- **THE EXERCISE**
From the listing below, pull out the lines that hold "графе".

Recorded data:
::::
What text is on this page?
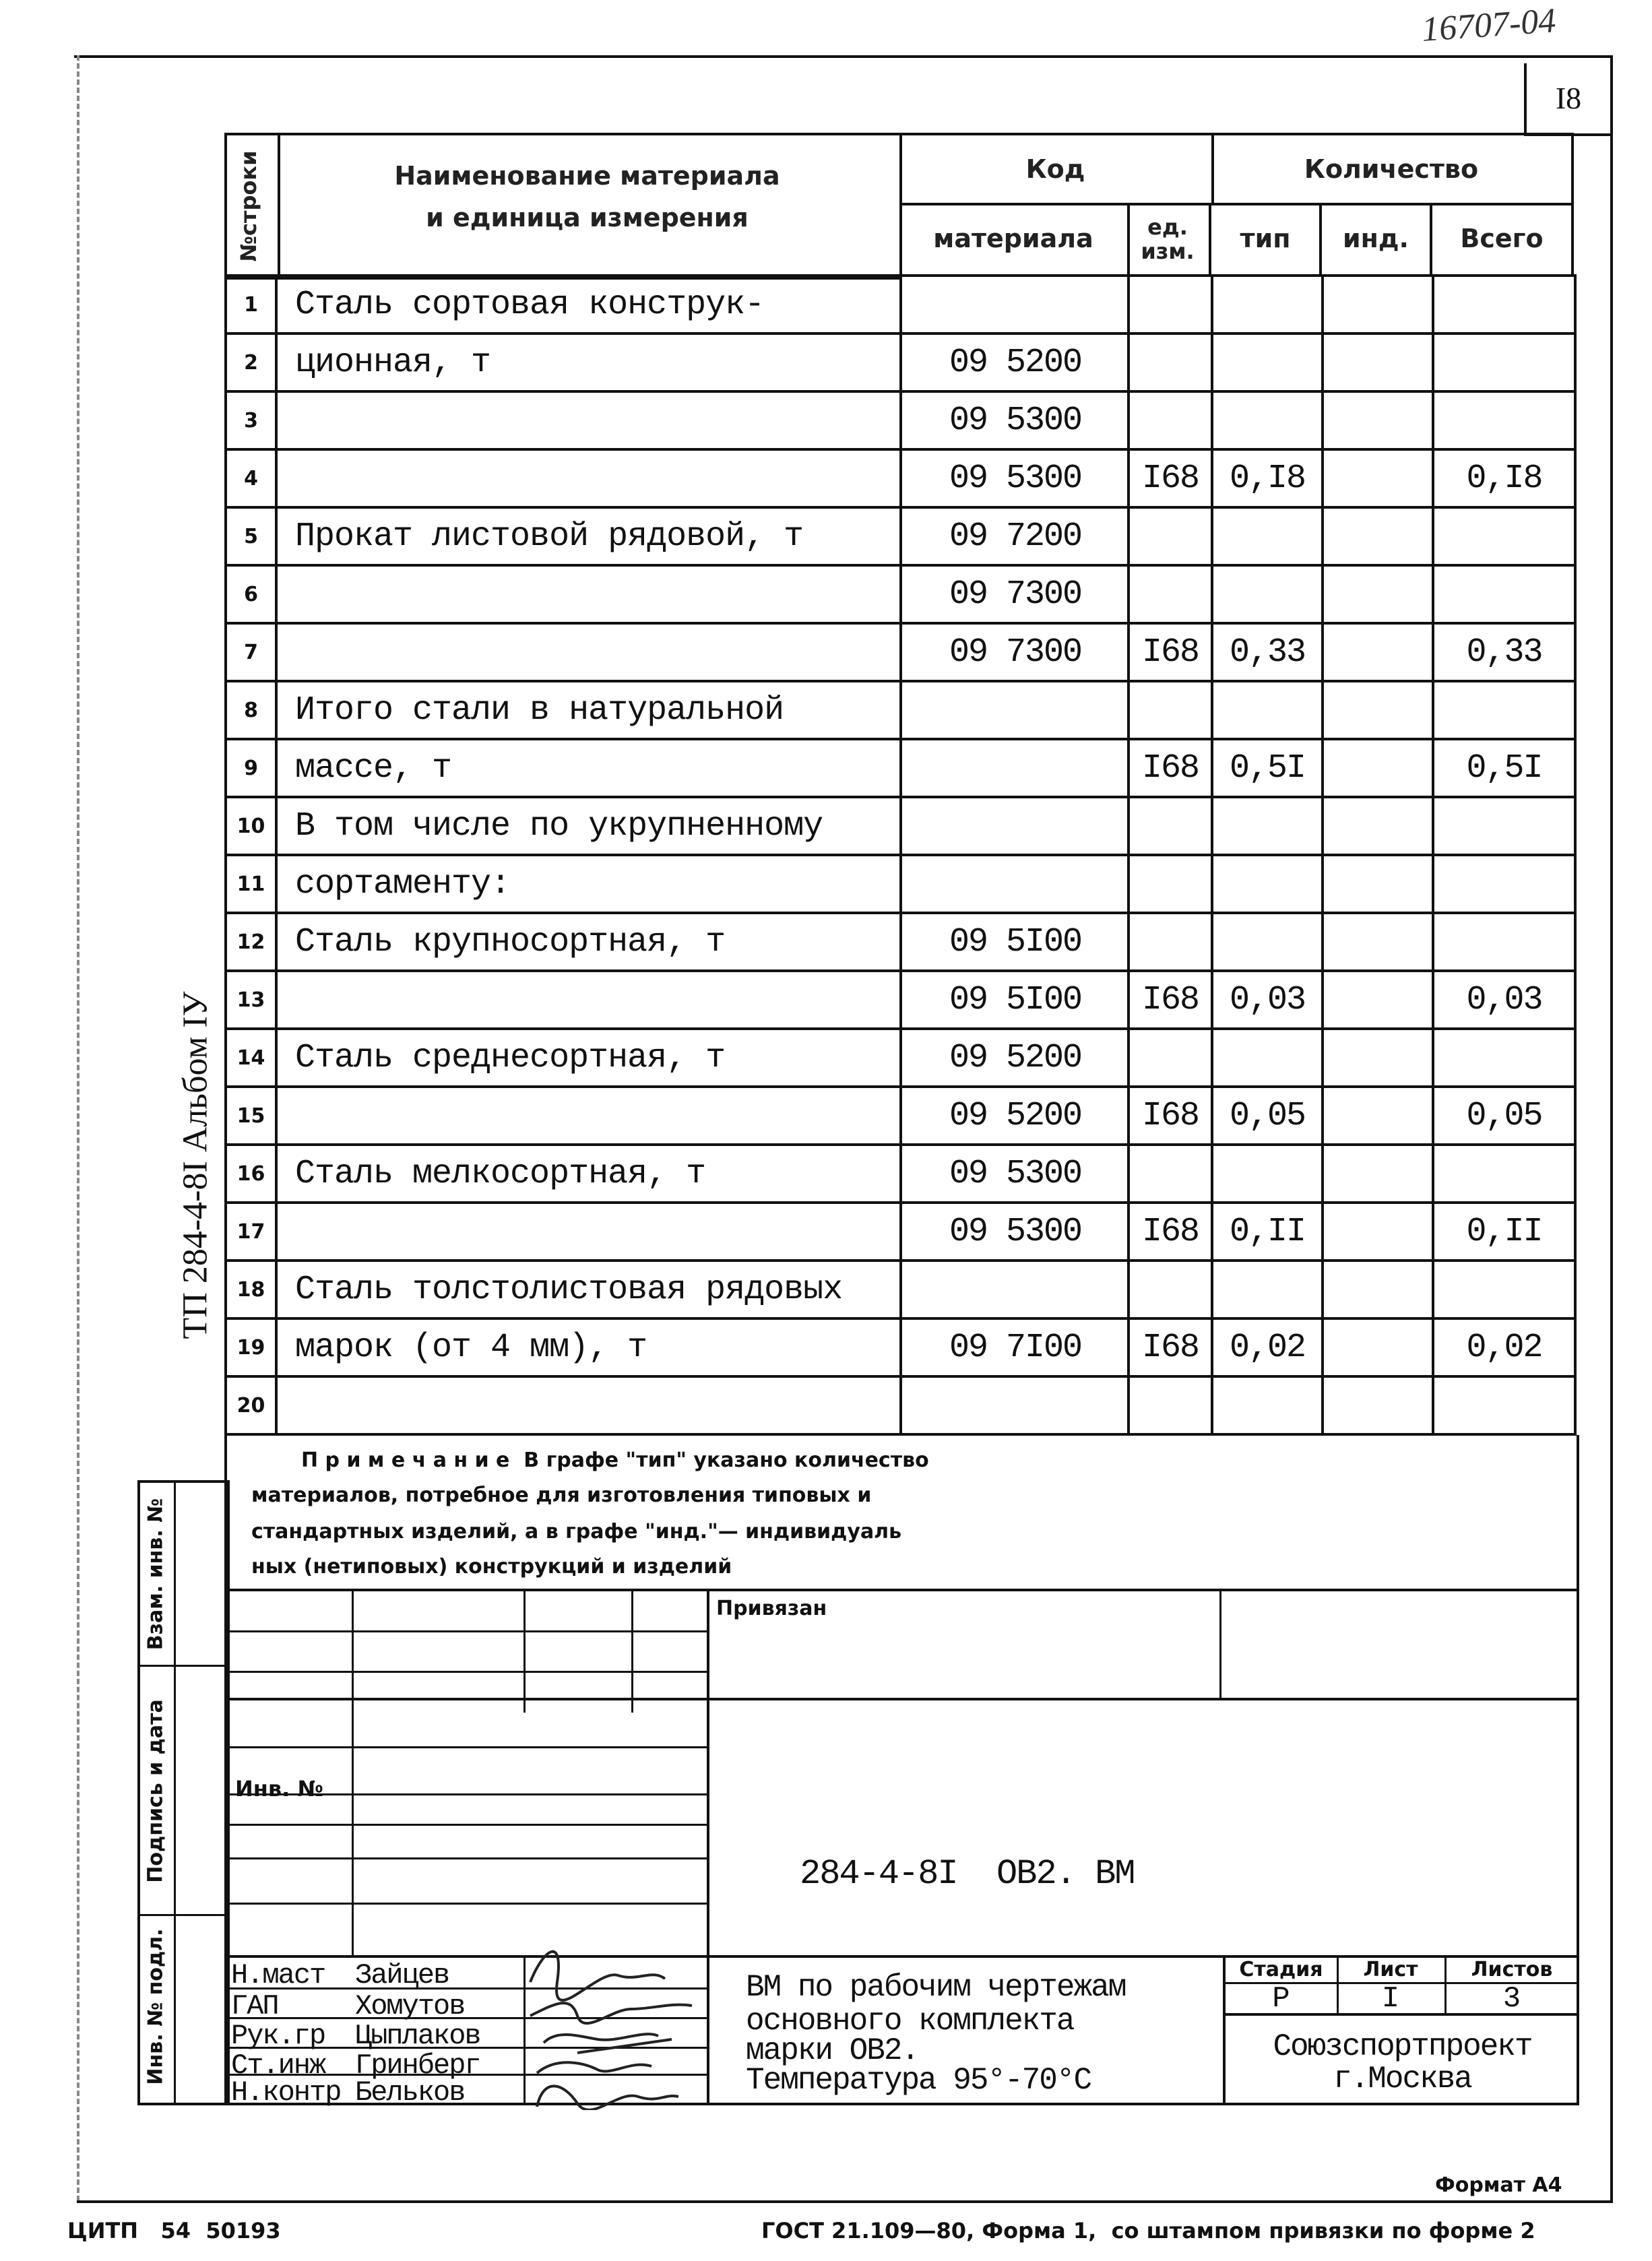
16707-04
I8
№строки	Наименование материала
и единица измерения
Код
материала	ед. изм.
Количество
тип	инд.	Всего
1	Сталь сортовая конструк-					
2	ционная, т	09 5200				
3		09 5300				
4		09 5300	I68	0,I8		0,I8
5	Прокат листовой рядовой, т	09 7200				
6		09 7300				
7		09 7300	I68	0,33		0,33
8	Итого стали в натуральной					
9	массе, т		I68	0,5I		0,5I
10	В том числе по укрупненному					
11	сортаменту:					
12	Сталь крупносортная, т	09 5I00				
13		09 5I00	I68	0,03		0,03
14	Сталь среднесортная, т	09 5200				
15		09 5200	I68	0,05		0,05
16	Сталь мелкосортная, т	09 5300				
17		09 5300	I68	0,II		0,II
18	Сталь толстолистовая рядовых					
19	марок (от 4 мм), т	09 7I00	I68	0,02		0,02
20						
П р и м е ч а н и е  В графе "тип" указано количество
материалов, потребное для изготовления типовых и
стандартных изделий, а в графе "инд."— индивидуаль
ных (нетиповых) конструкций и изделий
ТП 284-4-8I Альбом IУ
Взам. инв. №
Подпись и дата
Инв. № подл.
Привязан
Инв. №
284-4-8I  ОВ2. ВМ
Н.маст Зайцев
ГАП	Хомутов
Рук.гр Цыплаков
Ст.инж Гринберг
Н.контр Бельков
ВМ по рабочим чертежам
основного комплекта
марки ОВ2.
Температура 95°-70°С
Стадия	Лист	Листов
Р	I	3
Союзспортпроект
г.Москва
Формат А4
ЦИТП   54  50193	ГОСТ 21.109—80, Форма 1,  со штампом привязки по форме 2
::::
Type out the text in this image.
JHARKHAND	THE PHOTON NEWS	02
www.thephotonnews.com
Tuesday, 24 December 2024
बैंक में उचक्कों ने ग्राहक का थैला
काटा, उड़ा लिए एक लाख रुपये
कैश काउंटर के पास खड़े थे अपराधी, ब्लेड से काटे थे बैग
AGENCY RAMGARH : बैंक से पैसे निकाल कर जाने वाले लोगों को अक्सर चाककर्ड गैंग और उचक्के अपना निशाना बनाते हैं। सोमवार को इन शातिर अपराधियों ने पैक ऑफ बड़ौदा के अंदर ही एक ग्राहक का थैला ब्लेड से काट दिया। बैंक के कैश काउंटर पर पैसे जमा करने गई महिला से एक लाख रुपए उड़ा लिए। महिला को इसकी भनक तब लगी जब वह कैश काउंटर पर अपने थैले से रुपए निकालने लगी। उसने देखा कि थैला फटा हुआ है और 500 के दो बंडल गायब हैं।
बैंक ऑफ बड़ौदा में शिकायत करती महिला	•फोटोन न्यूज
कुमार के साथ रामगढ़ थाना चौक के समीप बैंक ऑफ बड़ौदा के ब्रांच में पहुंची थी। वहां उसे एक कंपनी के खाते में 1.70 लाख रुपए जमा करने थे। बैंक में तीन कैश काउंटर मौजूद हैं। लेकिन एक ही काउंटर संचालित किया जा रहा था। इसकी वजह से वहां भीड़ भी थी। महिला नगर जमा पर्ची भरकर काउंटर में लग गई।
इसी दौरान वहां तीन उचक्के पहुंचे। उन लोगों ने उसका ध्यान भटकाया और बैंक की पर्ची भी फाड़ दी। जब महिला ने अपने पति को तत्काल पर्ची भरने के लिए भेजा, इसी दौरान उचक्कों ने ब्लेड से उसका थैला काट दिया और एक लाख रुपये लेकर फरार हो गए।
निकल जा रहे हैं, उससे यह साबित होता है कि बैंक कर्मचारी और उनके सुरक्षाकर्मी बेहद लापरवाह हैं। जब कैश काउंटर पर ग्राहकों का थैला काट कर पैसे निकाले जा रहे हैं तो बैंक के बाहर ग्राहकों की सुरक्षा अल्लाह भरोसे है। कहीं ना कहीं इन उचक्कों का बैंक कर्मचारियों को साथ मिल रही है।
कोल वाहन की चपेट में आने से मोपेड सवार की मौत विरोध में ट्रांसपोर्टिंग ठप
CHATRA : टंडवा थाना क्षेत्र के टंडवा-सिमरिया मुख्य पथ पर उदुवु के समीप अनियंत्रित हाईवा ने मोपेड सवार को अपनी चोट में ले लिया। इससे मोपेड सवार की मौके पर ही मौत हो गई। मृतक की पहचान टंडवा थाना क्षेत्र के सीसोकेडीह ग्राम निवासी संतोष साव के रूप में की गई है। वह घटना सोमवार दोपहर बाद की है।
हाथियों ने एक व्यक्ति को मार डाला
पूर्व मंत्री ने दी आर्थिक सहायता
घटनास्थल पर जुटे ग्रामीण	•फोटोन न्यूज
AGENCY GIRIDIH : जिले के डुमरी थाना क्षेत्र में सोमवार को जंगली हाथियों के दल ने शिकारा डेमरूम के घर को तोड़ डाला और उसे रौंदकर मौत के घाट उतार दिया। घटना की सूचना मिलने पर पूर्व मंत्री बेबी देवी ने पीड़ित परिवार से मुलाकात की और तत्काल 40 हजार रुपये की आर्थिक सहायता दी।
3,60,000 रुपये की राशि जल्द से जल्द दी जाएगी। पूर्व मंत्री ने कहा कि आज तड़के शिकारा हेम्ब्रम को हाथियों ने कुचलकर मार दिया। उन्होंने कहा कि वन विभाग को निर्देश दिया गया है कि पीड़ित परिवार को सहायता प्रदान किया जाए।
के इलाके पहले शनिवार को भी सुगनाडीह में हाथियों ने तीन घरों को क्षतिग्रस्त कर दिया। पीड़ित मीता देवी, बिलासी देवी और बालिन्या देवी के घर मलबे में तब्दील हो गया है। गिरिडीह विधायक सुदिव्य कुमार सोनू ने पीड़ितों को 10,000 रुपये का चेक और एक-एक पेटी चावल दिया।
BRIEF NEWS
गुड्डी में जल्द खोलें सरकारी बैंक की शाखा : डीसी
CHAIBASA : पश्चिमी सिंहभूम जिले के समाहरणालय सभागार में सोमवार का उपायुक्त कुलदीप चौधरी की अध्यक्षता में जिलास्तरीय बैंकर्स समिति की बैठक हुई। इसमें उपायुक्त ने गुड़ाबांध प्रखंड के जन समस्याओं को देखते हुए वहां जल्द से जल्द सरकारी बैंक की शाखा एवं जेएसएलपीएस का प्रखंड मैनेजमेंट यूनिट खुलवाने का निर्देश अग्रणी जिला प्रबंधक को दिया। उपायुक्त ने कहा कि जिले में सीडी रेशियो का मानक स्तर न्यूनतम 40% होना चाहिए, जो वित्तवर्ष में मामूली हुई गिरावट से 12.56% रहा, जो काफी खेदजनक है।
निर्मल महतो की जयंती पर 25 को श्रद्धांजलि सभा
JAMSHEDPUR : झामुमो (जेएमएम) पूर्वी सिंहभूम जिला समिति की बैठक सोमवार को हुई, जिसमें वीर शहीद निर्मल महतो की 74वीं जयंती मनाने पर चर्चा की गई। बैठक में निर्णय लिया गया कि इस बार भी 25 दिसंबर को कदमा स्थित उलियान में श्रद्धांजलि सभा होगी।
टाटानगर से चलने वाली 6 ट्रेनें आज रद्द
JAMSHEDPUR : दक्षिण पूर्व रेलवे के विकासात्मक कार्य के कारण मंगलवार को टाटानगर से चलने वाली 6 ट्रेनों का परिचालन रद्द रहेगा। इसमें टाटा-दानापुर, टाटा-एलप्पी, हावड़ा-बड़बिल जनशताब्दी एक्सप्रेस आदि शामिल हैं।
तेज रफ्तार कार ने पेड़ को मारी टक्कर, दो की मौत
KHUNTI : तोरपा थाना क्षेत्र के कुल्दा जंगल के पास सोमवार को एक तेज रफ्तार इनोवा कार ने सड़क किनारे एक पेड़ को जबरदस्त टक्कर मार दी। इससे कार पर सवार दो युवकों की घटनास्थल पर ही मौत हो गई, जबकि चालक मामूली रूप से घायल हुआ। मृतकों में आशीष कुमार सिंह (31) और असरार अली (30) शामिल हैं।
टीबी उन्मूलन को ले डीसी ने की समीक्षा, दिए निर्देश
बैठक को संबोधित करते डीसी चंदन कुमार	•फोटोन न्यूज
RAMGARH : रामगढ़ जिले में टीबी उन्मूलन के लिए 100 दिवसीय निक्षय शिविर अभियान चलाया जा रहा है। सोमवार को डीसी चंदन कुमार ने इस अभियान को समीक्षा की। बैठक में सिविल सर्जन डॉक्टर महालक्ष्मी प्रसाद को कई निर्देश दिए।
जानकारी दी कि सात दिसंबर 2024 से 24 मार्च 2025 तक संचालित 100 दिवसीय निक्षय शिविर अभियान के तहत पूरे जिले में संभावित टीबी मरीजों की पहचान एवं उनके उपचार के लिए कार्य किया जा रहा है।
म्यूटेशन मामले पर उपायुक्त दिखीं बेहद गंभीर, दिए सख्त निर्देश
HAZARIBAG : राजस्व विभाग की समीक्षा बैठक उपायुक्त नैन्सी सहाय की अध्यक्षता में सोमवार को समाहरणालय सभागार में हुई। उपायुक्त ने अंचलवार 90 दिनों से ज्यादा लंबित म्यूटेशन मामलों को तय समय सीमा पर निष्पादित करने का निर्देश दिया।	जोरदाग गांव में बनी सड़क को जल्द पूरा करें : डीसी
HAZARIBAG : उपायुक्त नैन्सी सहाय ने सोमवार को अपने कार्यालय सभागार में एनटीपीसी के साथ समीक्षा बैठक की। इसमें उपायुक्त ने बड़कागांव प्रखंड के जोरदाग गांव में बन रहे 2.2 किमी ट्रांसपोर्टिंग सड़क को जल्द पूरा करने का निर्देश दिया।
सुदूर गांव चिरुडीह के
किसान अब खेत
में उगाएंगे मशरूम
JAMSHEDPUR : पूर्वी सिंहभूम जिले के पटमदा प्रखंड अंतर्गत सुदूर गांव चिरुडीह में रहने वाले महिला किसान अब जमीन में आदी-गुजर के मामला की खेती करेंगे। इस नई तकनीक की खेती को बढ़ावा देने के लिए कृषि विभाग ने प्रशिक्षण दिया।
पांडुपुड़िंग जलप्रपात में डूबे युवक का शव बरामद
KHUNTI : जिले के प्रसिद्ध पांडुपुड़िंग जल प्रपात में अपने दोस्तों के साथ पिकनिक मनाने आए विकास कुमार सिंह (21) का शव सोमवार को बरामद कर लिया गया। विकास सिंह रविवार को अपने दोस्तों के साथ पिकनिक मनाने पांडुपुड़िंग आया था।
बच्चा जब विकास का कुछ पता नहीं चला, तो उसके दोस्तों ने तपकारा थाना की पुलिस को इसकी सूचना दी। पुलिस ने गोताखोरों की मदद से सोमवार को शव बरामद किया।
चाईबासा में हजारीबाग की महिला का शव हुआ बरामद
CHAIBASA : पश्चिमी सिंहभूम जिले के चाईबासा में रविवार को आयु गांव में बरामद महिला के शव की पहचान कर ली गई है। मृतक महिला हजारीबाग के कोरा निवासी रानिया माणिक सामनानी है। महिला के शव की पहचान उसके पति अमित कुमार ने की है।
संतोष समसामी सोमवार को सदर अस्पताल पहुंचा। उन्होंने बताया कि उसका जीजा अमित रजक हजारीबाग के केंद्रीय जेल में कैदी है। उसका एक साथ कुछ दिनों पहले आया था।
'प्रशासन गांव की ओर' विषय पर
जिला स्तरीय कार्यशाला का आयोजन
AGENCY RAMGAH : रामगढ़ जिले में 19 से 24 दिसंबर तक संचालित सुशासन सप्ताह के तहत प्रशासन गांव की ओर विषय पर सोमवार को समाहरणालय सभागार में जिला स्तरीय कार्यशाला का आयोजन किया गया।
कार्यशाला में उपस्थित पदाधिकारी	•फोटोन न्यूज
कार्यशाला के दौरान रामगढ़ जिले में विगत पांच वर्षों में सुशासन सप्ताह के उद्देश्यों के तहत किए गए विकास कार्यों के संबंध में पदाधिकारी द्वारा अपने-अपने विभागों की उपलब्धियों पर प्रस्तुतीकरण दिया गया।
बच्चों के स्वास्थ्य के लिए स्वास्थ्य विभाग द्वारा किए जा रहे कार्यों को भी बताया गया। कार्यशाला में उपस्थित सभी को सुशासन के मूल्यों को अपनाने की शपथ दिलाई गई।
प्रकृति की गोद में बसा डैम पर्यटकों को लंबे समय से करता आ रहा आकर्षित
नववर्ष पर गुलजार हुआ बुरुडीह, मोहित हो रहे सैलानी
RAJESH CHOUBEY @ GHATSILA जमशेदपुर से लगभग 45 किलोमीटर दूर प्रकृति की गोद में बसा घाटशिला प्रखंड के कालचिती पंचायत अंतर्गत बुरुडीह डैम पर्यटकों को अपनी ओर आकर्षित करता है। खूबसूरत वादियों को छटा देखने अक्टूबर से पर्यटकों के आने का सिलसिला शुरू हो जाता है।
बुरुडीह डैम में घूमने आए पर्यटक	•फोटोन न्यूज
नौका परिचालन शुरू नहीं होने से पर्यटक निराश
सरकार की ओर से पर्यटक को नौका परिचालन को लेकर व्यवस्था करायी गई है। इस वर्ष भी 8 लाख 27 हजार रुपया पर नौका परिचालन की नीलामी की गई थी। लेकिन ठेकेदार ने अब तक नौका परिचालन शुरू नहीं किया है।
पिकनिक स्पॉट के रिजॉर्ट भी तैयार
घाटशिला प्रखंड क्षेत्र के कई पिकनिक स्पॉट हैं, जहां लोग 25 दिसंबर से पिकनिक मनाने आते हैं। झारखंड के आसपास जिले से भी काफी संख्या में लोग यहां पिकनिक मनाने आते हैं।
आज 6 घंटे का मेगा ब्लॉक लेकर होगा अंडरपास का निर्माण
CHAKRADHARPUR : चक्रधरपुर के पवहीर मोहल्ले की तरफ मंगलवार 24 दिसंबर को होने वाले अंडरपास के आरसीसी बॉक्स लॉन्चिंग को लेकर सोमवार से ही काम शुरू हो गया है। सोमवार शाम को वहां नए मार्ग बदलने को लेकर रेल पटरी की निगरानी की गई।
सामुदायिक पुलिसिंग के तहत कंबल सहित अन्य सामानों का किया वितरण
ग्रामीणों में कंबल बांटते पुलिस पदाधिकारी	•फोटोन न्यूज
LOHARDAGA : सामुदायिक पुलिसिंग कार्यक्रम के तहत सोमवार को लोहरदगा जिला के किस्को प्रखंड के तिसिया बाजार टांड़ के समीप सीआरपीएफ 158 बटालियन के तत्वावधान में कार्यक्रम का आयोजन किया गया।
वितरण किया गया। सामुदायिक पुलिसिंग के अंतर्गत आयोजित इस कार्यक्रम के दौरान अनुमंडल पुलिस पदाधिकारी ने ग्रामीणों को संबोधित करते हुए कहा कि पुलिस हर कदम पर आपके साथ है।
::::
- **SOLUTION FOR THIS PROBLEM**
П р и м е ч а н и е  В графе "тип" указано количество
стандартных изделий, а в графе "инд."— индивидуаль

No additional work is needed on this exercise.